Figure content listings
━━━

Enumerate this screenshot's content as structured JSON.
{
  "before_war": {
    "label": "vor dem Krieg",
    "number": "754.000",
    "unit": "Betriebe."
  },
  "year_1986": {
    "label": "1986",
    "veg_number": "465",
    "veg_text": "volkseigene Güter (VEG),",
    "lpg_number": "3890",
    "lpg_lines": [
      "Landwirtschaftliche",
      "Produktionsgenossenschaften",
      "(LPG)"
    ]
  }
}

━━━

### Task instructions:
Above are the records; retype them all without a single difference.

### Response to the task:
Enumerate this screenshot's content as structured JSON.
{
  "before_war": {
    "label": "vor dem Krieg",
    "number": "754.000",
    "unit": "Betriebe."
  },
  "year_1986": {
    "label": "1986",
    "veg_number": "465",
    "veg_text": "volkseigene Güter (VEG),",
    "lpg_number": "3890",
    "lpg_lines": [
      "Landwirtschaftliche",
      "Produktionsgenossenschaften",
      "(LPG)"
    ]
  }
}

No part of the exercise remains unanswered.